Problem to solve:
Look for the string "deux" in the lines and copy each line that has it.

— start of Provided information —

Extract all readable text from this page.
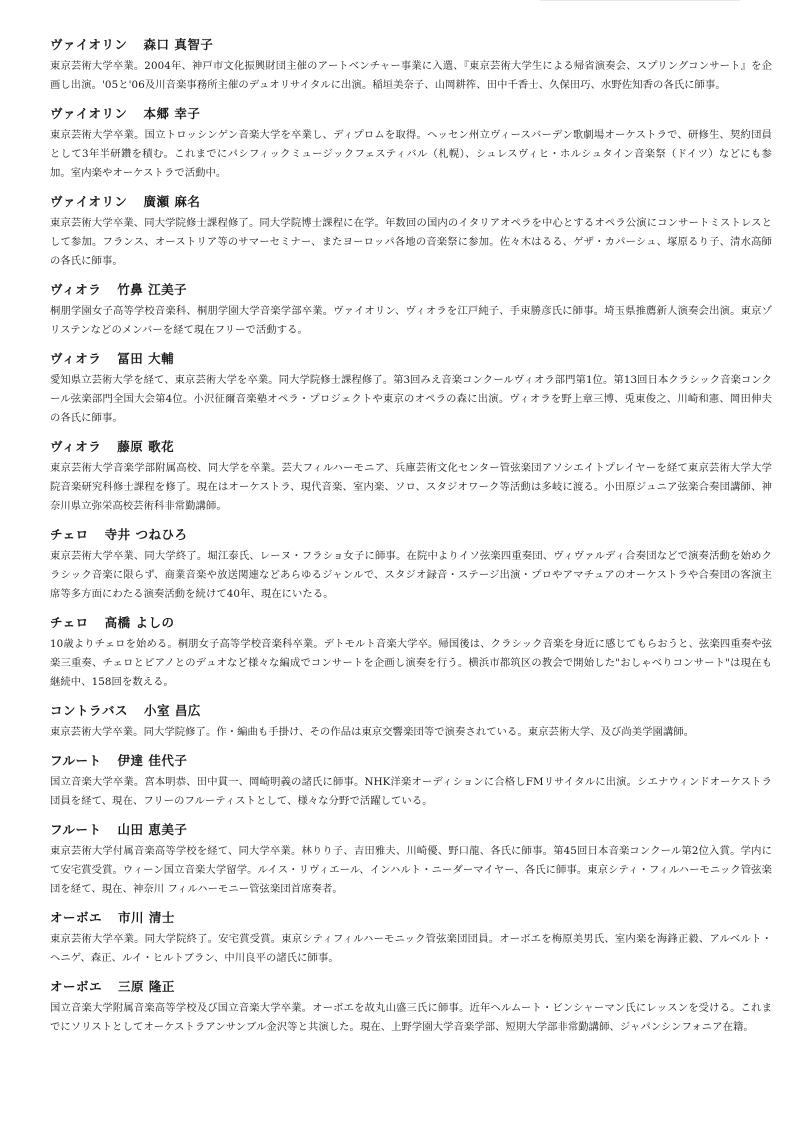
ヴァイオリン 森口 真智子
東京芸術大学卒業。2004年、神戸市文化振興財団主催のアートベンチャー事業に入選、『東京芸術大学生による帰省演奏会、スプリングコンサート』を企画し出演。'05と'06及川音楽事務所主催のデュオリサイタルに出演。稲垣美奈子、山岡耕筰、田中千香士、久保田巧、水野佐知香の各氏に師事。
ヴァイオリン 本郷 幸子
東京芸術大学卒業。国立トロッシンゲン音楽大学を卒業し、ディプロムを取得。ヘッセン州立ヴィースバーデン歌劇場オーケストラで、研修生、契約団員として3年半研鑽を積む。これまでにパシフィックミュージックフェスティバル（札幌）、シュレスヴィヒ・ホルシュタイン音楽祭（ドイツ）などにも参加。室内楽やオーケストラで活動中。
ヴァイオリン 廣瀬 麻名
東京芸術大学卒業、同大学院修士課程修了。同大学院博士課程に在学。年数回の国内のイタリアオペラを中心とするオペラ公演にコンサートミストレスとして参加。フランス、オーストリア等のサマーセミナー、またヨーロッパ各地の音楽祭に参加。佐々木はるる、ゲザ・カパーシュ、塚原るり子、清水高師の各氏に師事。
ヴィオラ 竹鼻 江美子
桐朋学園女子高等学校音楽科、桐朋学園大学音楽学部卒業。ヴァイオリン、ヴィオラを江戸純子、手束勝彦氏に師事。埼玉県推薦新人演奏会出演。東京ゾリステンなどのメンバーを経て現在フリーで活動する。
ヴィオラ 冨田 大輔
愛知県立芸術大学を経て、東京芸術大学を卒業。同大学院修士課程修了。第3回みえ音楽コンクールヴィオラ部門第1位。第13回日本クラシック音楽コンクール弦楽部門全国大会第4位。小沢征爾音楽塾オペラ・プロジェクトや東京のオペラの森に出演。ヴィオラを野上章三博、兎東俊之、川崎和憲、岡田伸夫の各氏に師事。
ヴィオラ 藤原 歌花
東京芸術大学音楽学部附属高校、同大学を卒業。芸大フィルハーモニア、兵庫芸術文化センター管弦楽団アソシエイトプレイヤーを経て東京芸術大学大学院音楽研究科修士課程を修了。現在はオーケストラ、現代音楽、室内楽、ソロ、スタジオワーク等活動は多岐に渡る。小田原ジュニア弦楽合奏団講師、神奈川県立弥栄高校芸術科非常勤講師。
チェロ 寺井 つねひろ
東京芸術大学卒業、同大学終了。堀江泰氏、レーヌ・フラショ女子に師事。在院中よりイソ弦楽四重奏団、ヴィヴァルディ合奏団などで演奏活動を始めクラシック音楽に限らず、商業音楽や放送関連などあらゆるジャンルで、スタジオ録音・ステージ出演・プロやアマチュアのオーケストラや合奏団の客演主席等多方面にわたる演奏活動を続けて40年、現在にいたる。
チェロ 高橋 よしの
10歳よりチェロを始める。桐朋女子高等学校音楽科卒業。デトモルト音楽大学卒。帰国後は、クラシック音楽を身近に感じてもらおうと、弦楽四重奏や弦楽三重奏、チェロとピアノとのデュオなど様々な編成でコンサートを企画し演奏を行う。横浜市都筑区の教会で開始した"おしゃべりコンサート"は現在も継続中、158回を数える。
コントラバス 小室 昌広
東京芸術大学卒業。同大学院修了。作・編曲も手掛け、その作品は東京交響楽団等で演奏されている。東京芸術大学、及び尚美学園講師。
フルート 伊達 佳代子
国立音楽大学卒業。宮本明恭、田中貫一、岡崎明義の諸氏に師事。NHK洋楽オーディションに合格しFMリサイタルに出演。シエナウィンドオーケストラ団員を経て、現在、フリーのフルーティストとして、様々な分野で活躍している。
フルート 山田 恵美子
東京芸術大学付属音楽高等学校を経て、同大学卒業。林りり子、吉田雅夫、川崎優、野口龍、各氏に師事。第45回日本音楽コンクール第2位入賞。学内にて安宅賞受賞。ウィーン国立音楽大学留学。ルイス・リヴィエール、インハルト・ニーダーマイヤー、各氏に師事。東京シティ・フィルハーモニック管弦楽団を経て、現在、神奈川 フィルハーモニー管弦楽団首席奏者。
オーボエ 市川 清士
東京芸術大学卒業。同大学院終了。安宅賞受賞。東京シティフィルハーモニック管弦楽団団員。オーボエを梅原美男氏、室内楽を海鋒正毅、アルベルト・ヘニゲ、森正、ルイ・ヒルトブラン、中川良平の諸氏に師事。
オーボエ 三原 隆正
国立音楽大学附属音楽高等学校及び国立音楽大学卒業。オーボエを故丸山盛三氏に師事。近年ヘルムート・ビンシャーマン氏にレッスンを受ける。これまでにソリストとしてオーケストラアンサンブル金沢等と共演した。現在、上野学園大学音楽学部、短期大学部非常勤講師、ジャパンシンフォニア在籍。
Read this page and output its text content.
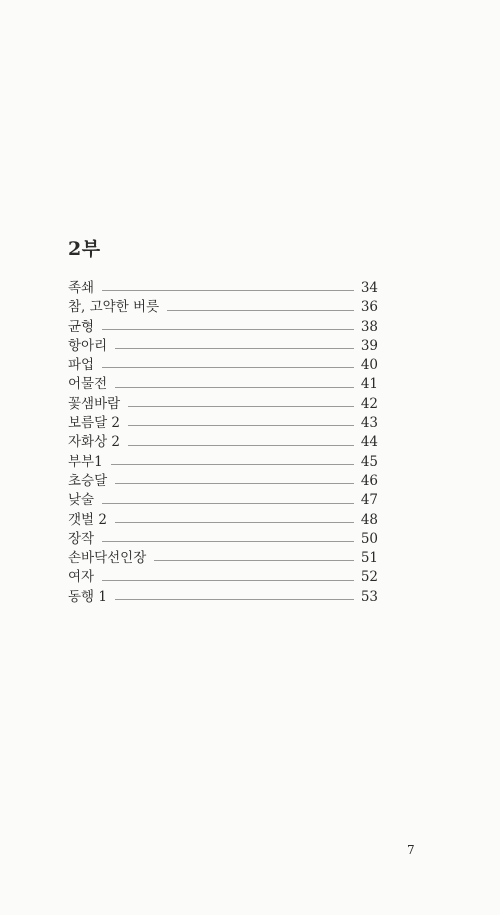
2부
족쇄	34
참, 고약한 버릇	36
균형	38
항아리	39
파업	40
어물전	41
꽃샘바람	42
보름달 2	43
자화상 2	44
부부1	45
초승달	46
낮술	47
갯벌 2	48
장작	50
손바닥선인장	51
여자	52
동행 1	53
7
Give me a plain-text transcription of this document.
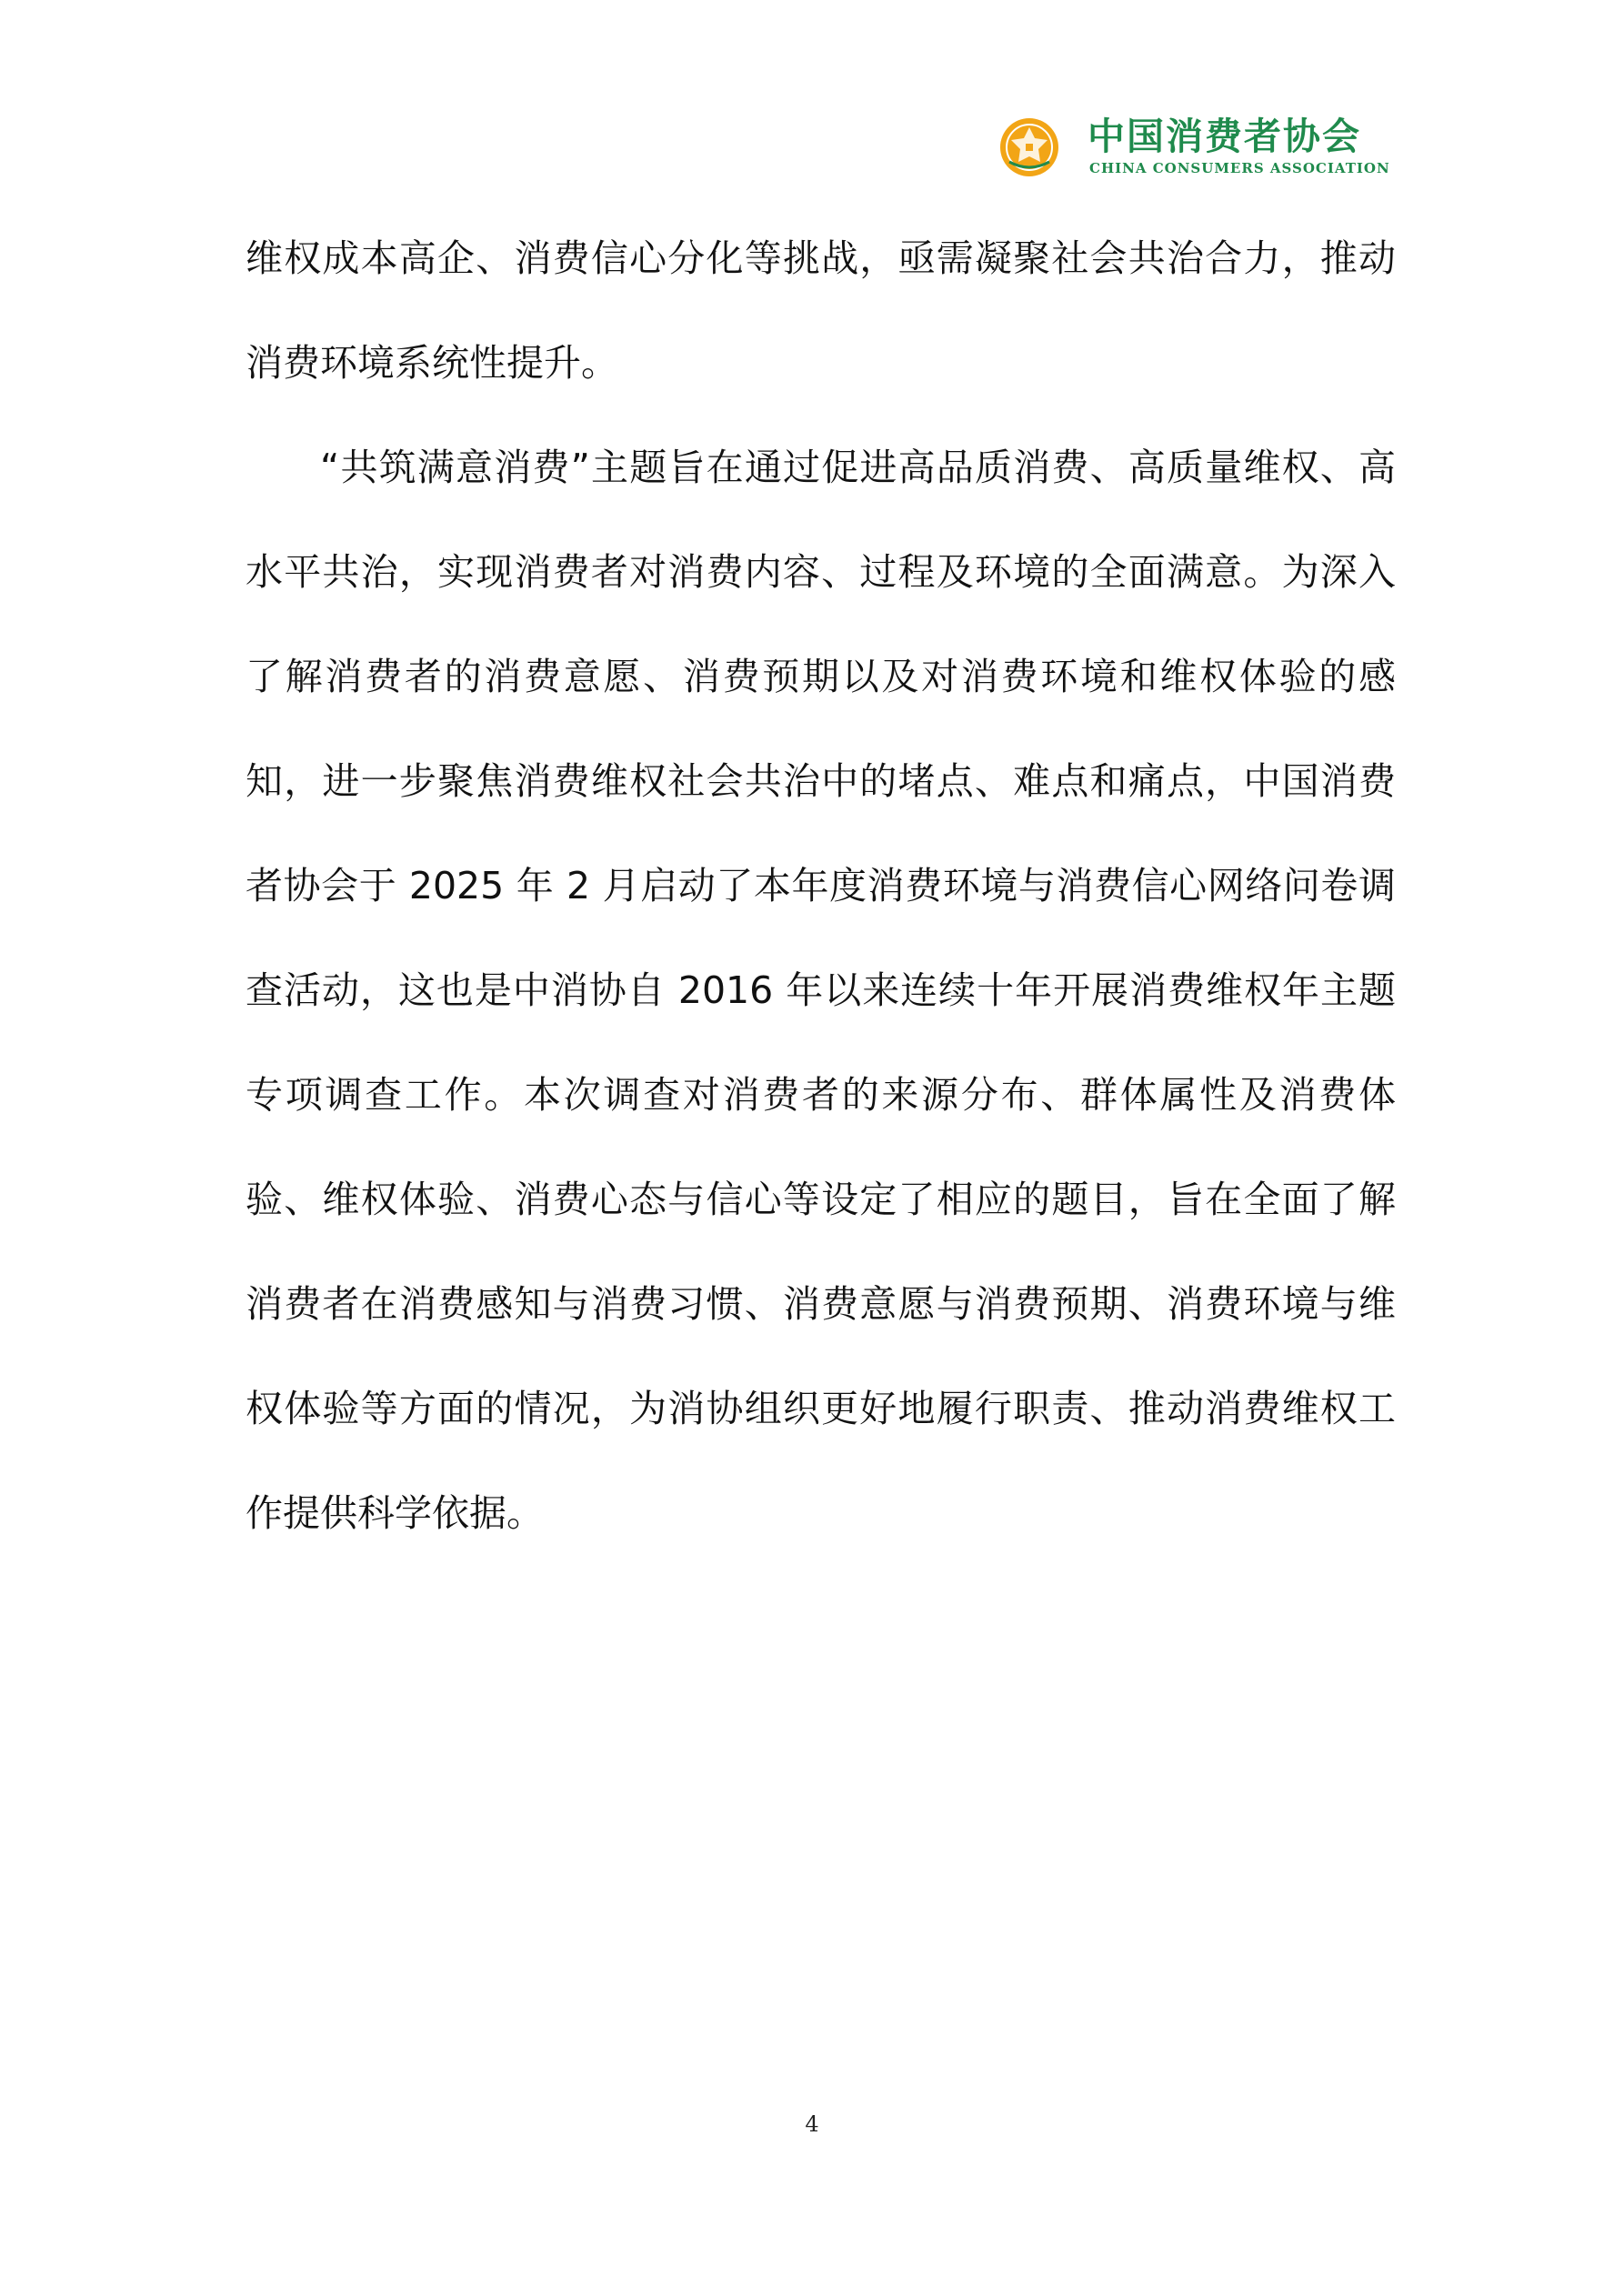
中国消费者协会
CHINA CONSUMERS ASSOCIATION

维权成本高企、消费信心分化等挑战，亟需凝聚社会共治合力，推动消费环境系统性提升。

“共筑满意消费”主题旨在通过促进高品质消费、高质量维权、高水平共治，实现消费者对消费内容、过程及环境的全面满意。为深入了解消费者的消费意愿、消费预期以及对消费环境和维权体验的感知，进一步聚焦消费维权社会共治中的堵点、难点和痛点，中国消费者协会于 2025 年 2 月启动了本年度消费环境与消费信心网络问卷调查活动，这也是中消协自 2016 年以来连续十年开展消费维权年主题专项调查工作。本次调查对消费者的来源分布、群体属性及消费体验、维权体验、消费心态与信心等设定了相应的题目，旨在全面了解消费者在消费感知与消费习惯、消费意愿与消费预期、消费环境与维权体验等方面的情况，为消协组织更好地履行职责、推动消费维权工作提供科学依据。

4
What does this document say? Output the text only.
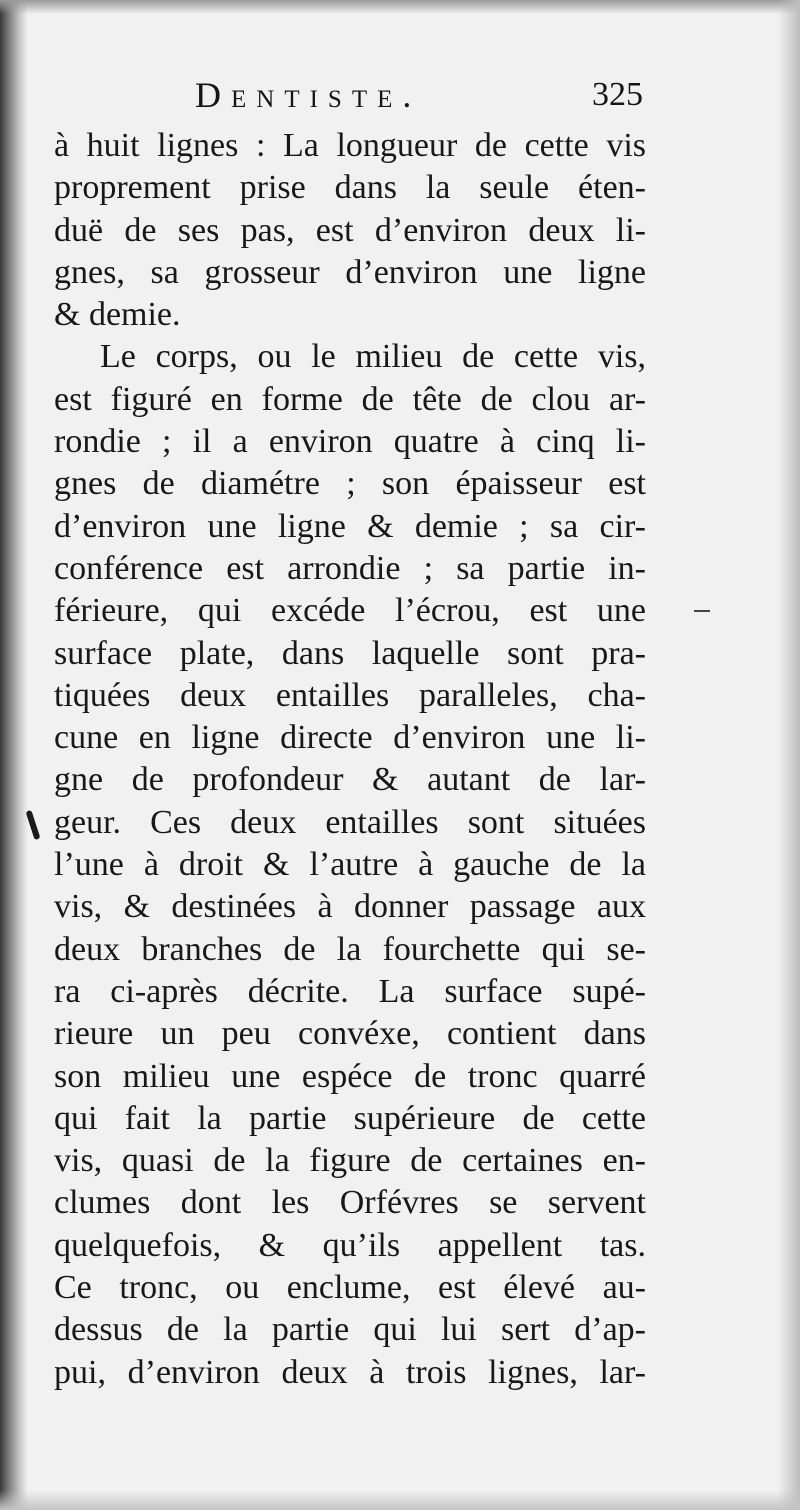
Dentiste.	325
à huit lignes : La longueur de cette vis
proprement prise dans la seule éten-
duë de ses pas, est d’environ deux li-
gnes, sa grosseur d’environ une ligne
& demie.
Le corps, ou le milieu de cette vis,
est figuré en forme de tête de clou ar-
rondie ; il a environ quatre à cinq li-
gnes de diamétre ; son épaisseur est
d’environ une ligne & demie ; sa cir-
conférence est arrondie ; sa partie in-
férieure, qui excéde l’écrou, est une
surface plate, dans laquelle sont pra-
tiquées deux entailles paralleles, cha-
cune en ligne directe d’environ une li-
gne de profondeur & autant de lar-
geur. Ces deux entailles sont situées
l’une à droit & l’autre à gauche de la
vis, & destinées à donner passage aux
deux branches de la fourchette qui se-
ra ci-après décrite. La surface supé-
rieure un peu convéxe, contient dans
son milieu une espéce de tronc quarré
qui fait la partie supérieure de cette
vis, quasi de la figure de certaines en-
clumes dont les Orfévres se servent
quelquefois, & qu’ils appellent tas.
Ce tronc, ou enclume, est élevé au-
dessus de la partie qui lui sert d’ap-
pui, d’environ deux à trois lignes, lar-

— end of Provided information —

Correct result:
duë de ses pas, est d’environ deux li-
tiquées deux entailles paralleles, cha-
geur. Ces deux entailles sont situées
deux branches de la fourchette qui se-
pui, d’environ deux à trois lignes, lar-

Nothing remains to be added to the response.